___ SUPPLIED DATA ___

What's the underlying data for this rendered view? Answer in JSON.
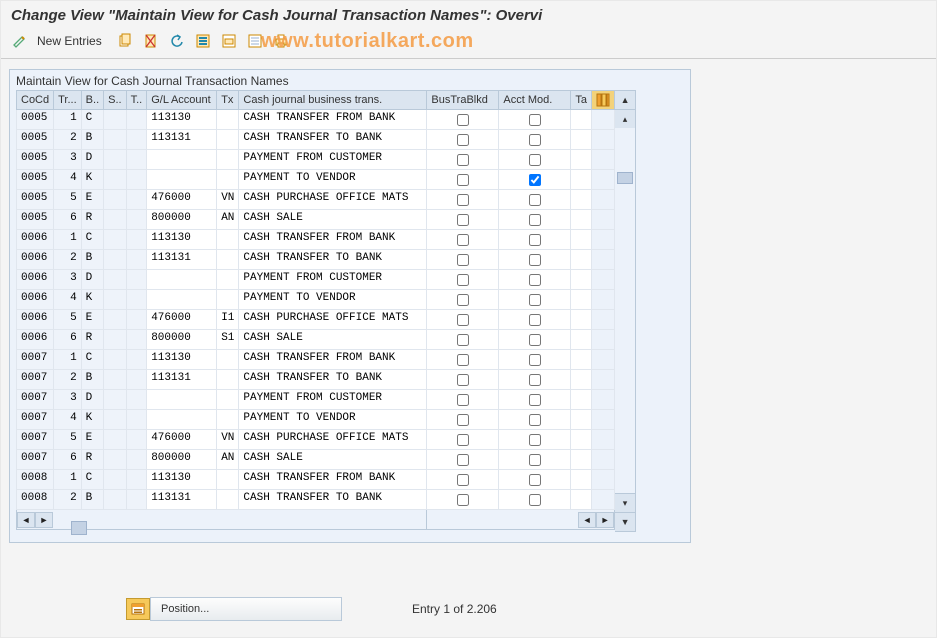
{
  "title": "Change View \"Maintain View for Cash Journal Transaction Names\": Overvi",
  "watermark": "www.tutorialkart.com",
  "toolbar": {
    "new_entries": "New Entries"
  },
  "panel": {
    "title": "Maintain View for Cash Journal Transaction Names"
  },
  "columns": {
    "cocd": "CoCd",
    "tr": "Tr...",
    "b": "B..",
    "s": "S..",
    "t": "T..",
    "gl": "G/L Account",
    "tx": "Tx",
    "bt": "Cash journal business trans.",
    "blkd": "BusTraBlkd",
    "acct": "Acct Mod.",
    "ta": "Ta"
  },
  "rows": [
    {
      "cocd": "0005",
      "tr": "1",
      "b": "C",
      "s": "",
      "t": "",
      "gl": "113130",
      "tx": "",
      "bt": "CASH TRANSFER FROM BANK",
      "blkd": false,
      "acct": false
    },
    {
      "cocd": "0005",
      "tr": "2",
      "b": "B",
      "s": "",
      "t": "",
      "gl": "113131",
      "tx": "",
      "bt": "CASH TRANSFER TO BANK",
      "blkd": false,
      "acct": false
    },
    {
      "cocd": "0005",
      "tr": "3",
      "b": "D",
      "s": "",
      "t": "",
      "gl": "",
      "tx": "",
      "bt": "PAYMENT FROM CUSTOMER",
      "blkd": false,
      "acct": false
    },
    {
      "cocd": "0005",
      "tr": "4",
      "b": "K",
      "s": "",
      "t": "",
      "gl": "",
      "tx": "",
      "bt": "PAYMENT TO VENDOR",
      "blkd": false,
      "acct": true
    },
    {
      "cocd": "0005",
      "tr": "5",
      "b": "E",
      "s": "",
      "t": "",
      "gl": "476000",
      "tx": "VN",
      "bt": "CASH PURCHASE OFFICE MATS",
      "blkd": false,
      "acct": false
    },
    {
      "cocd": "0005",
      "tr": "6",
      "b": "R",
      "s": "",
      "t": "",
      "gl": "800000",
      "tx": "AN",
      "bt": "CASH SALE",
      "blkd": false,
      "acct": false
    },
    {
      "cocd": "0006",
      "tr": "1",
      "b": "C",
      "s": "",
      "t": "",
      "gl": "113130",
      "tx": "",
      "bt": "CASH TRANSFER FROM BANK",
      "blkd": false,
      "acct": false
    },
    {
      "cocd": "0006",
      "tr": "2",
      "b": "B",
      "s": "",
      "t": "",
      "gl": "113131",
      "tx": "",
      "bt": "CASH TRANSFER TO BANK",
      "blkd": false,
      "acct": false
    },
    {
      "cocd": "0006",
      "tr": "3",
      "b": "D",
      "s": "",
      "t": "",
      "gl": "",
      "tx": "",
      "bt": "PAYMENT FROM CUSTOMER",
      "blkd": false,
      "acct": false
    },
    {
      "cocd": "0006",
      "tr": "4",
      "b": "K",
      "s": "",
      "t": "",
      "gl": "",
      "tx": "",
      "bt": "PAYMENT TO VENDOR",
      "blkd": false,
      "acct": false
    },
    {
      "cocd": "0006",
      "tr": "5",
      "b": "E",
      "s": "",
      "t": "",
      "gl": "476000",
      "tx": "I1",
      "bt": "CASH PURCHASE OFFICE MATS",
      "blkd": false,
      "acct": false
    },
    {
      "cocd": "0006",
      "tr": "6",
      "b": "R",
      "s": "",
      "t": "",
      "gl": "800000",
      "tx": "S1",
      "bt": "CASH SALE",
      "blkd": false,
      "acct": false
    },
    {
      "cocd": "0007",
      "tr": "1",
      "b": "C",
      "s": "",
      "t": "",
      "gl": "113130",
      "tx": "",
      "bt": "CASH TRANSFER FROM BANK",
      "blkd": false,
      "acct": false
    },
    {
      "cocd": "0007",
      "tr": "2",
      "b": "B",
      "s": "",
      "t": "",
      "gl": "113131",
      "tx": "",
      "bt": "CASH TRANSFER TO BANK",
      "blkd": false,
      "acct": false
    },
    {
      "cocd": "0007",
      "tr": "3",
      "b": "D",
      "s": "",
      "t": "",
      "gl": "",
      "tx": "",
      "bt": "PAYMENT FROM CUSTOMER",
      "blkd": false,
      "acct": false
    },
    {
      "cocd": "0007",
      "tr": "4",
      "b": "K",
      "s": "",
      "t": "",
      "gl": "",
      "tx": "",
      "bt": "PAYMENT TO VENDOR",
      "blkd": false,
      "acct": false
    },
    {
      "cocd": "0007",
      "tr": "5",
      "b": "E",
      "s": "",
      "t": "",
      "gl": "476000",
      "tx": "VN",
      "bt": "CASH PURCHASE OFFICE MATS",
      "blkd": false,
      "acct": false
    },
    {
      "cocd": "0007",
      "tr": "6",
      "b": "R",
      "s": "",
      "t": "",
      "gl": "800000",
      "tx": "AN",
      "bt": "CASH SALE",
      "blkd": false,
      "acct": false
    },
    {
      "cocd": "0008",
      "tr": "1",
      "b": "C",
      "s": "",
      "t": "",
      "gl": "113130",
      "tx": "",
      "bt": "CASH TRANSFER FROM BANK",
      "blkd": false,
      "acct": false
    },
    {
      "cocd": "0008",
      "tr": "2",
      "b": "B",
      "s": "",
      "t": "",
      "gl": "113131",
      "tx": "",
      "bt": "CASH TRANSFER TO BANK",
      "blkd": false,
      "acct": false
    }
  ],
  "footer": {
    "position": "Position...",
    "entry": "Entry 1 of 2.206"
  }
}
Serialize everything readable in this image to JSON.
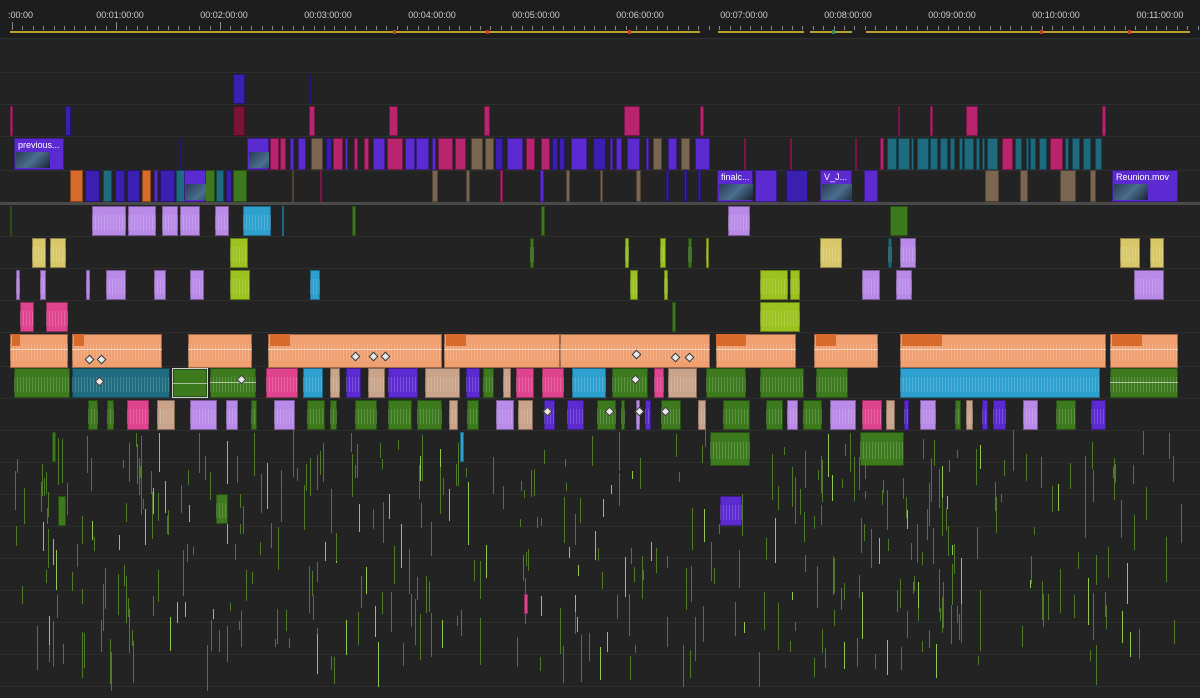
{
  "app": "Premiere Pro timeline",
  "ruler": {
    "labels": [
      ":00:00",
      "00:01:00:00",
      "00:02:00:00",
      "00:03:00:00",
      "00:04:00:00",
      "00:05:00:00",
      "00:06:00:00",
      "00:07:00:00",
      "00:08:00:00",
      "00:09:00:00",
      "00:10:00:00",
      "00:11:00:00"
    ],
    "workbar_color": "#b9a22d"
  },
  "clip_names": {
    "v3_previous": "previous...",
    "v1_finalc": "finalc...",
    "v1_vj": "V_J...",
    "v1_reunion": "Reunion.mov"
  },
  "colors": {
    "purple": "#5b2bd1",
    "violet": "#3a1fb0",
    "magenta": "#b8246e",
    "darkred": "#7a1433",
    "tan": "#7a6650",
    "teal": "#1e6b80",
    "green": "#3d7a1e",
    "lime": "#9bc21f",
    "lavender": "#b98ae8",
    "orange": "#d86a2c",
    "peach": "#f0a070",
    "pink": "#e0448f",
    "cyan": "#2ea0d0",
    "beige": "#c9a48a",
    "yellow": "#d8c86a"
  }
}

___

> [EXERCISE] Pick out every line above that contains the word "JSON" and copy it.

> [PROBLEM SOLUTION]
What's the underlying data for this rendered view? Answer in JSON.
Serialize everything readable in this image to JSON.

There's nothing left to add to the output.